How many lines in the entries below include the string "density"? Answer with the number only.

[BEGIN STORED ROWS]

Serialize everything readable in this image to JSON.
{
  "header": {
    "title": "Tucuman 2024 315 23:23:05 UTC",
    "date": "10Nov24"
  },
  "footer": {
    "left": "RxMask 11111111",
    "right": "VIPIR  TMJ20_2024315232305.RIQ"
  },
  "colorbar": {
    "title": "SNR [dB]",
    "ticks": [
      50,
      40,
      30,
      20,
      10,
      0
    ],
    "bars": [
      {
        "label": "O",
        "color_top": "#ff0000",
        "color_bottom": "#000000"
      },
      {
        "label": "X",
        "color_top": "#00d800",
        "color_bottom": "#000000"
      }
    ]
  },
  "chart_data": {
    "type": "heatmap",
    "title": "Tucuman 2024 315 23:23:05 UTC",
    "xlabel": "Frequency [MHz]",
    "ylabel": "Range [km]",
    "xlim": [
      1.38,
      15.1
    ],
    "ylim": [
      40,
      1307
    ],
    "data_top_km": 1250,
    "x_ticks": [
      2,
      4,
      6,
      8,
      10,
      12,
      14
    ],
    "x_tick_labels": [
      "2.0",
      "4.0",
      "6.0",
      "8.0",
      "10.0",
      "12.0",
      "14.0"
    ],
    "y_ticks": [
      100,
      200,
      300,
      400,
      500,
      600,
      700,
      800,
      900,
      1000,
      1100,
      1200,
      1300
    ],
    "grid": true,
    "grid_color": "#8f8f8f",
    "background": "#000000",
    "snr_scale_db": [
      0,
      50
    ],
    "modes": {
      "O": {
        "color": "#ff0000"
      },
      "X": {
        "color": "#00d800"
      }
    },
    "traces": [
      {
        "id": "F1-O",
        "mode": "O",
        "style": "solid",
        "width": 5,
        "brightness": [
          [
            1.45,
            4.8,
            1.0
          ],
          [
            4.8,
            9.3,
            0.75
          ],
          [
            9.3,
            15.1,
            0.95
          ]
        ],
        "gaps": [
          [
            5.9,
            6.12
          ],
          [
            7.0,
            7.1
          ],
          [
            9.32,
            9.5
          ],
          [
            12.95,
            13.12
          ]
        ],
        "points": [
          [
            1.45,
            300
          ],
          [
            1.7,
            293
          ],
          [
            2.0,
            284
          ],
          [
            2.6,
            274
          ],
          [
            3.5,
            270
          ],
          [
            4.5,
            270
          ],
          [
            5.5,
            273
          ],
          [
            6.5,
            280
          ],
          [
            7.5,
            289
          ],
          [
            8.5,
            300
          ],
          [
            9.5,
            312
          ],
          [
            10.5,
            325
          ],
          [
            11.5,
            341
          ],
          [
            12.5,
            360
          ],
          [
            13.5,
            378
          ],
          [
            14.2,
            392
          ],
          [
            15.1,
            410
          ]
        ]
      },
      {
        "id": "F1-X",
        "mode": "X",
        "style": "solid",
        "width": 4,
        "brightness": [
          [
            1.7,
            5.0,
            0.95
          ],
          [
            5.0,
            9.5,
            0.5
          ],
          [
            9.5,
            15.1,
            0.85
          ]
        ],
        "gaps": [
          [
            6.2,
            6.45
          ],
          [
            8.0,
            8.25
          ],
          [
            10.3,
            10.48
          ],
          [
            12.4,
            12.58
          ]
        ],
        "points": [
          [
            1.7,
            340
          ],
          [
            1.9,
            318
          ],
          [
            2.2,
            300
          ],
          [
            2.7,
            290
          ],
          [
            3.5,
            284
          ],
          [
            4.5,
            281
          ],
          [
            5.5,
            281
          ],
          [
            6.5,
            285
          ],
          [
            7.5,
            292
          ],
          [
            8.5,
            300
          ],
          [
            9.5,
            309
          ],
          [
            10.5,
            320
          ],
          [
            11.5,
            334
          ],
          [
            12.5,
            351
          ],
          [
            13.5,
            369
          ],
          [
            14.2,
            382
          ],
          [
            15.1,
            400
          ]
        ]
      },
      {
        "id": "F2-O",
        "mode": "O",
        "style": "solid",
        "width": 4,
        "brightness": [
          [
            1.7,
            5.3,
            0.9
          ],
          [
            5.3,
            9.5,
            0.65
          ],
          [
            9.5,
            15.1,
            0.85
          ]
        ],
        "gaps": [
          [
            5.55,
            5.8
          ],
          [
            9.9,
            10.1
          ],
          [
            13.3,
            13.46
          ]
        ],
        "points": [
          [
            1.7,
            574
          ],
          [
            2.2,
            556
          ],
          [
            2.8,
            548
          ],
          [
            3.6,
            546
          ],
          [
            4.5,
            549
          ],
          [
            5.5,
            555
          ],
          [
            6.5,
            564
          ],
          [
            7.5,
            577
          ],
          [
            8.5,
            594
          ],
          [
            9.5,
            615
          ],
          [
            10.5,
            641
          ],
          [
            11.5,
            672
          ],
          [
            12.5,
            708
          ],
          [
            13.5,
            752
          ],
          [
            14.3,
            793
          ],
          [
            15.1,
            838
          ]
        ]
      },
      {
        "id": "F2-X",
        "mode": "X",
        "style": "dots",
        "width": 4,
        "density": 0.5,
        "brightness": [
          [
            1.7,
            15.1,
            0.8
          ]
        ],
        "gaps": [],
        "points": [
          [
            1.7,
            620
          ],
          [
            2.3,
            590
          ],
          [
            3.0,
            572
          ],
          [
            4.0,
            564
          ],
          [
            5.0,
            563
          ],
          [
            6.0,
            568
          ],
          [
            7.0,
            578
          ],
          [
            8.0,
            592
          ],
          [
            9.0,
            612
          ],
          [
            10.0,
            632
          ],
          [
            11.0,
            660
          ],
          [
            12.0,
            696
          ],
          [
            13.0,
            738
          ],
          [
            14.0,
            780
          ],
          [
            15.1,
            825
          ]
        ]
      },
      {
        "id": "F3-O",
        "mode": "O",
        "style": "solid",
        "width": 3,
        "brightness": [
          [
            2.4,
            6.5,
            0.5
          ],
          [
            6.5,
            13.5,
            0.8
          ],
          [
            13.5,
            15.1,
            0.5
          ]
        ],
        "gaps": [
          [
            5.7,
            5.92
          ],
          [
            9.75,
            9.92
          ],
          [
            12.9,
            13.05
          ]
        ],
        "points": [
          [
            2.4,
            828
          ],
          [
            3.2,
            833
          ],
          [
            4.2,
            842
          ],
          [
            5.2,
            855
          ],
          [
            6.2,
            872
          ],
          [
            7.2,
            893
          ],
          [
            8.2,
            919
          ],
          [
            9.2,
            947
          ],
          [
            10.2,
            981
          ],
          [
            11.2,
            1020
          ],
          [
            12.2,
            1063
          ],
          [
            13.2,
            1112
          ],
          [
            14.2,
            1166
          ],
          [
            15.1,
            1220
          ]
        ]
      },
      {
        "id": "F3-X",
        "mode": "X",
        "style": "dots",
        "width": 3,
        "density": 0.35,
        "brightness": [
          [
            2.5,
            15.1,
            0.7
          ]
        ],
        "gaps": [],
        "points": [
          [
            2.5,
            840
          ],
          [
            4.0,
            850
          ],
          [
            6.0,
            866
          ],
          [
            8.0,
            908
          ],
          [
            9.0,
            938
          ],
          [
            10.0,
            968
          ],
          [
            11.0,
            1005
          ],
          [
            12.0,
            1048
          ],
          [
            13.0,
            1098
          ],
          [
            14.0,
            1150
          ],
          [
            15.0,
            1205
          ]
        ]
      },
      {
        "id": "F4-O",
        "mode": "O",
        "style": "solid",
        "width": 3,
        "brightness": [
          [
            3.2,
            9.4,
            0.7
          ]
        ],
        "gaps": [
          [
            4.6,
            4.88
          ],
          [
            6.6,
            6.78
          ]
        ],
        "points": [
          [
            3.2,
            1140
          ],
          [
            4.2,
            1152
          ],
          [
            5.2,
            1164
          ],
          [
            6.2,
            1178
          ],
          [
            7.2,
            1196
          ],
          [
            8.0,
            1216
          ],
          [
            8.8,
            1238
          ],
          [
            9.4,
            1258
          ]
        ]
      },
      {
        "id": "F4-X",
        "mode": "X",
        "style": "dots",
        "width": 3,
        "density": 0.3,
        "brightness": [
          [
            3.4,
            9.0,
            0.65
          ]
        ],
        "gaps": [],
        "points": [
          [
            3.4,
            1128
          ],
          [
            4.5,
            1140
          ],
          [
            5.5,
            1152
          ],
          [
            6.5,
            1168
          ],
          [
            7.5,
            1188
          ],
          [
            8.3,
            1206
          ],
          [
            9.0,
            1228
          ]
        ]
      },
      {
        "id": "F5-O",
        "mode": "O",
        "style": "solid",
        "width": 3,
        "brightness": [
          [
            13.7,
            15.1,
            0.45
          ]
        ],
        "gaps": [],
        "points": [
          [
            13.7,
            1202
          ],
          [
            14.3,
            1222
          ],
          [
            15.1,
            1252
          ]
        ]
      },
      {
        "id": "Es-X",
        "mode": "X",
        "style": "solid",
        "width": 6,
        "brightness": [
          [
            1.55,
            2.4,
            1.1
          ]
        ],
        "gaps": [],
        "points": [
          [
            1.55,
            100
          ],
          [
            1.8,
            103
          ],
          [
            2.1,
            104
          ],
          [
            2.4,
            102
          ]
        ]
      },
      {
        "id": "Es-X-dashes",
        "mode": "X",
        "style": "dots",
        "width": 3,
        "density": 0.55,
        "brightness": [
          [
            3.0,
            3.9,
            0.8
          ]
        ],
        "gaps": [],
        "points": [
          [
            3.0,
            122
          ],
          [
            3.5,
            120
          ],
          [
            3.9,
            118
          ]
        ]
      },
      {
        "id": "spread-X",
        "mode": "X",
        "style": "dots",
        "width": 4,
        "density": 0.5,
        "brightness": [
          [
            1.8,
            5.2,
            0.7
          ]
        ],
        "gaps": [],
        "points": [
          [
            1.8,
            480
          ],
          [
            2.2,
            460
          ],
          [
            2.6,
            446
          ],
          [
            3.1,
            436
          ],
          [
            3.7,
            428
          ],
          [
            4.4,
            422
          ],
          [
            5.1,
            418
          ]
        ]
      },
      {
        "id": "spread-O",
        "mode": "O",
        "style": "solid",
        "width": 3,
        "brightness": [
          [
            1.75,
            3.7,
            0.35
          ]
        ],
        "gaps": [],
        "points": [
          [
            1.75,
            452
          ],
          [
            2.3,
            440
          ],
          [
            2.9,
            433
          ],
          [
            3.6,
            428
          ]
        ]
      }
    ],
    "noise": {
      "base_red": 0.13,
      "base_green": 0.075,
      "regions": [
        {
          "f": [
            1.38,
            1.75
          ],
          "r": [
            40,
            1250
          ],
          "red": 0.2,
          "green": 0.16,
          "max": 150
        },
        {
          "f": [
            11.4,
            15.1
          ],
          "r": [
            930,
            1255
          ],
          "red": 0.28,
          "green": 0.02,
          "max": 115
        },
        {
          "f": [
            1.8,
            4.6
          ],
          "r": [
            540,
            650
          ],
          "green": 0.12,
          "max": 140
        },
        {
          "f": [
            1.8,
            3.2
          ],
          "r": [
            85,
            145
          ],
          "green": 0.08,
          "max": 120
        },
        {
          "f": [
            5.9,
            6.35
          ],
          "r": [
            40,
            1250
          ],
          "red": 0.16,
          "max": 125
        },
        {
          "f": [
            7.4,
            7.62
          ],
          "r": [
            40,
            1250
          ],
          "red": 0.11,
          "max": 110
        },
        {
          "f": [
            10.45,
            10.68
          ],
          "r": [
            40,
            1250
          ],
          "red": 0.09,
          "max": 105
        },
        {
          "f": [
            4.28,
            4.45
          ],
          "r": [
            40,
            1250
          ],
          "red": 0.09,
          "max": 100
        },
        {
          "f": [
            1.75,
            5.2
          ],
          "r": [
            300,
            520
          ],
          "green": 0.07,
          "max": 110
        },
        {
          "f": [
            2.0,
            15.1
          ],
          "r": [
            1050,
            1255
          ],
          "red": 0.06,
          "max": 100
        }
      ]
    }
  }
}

[END STORED ROWS]

SOLUTION FOR THIS EXERCISE
5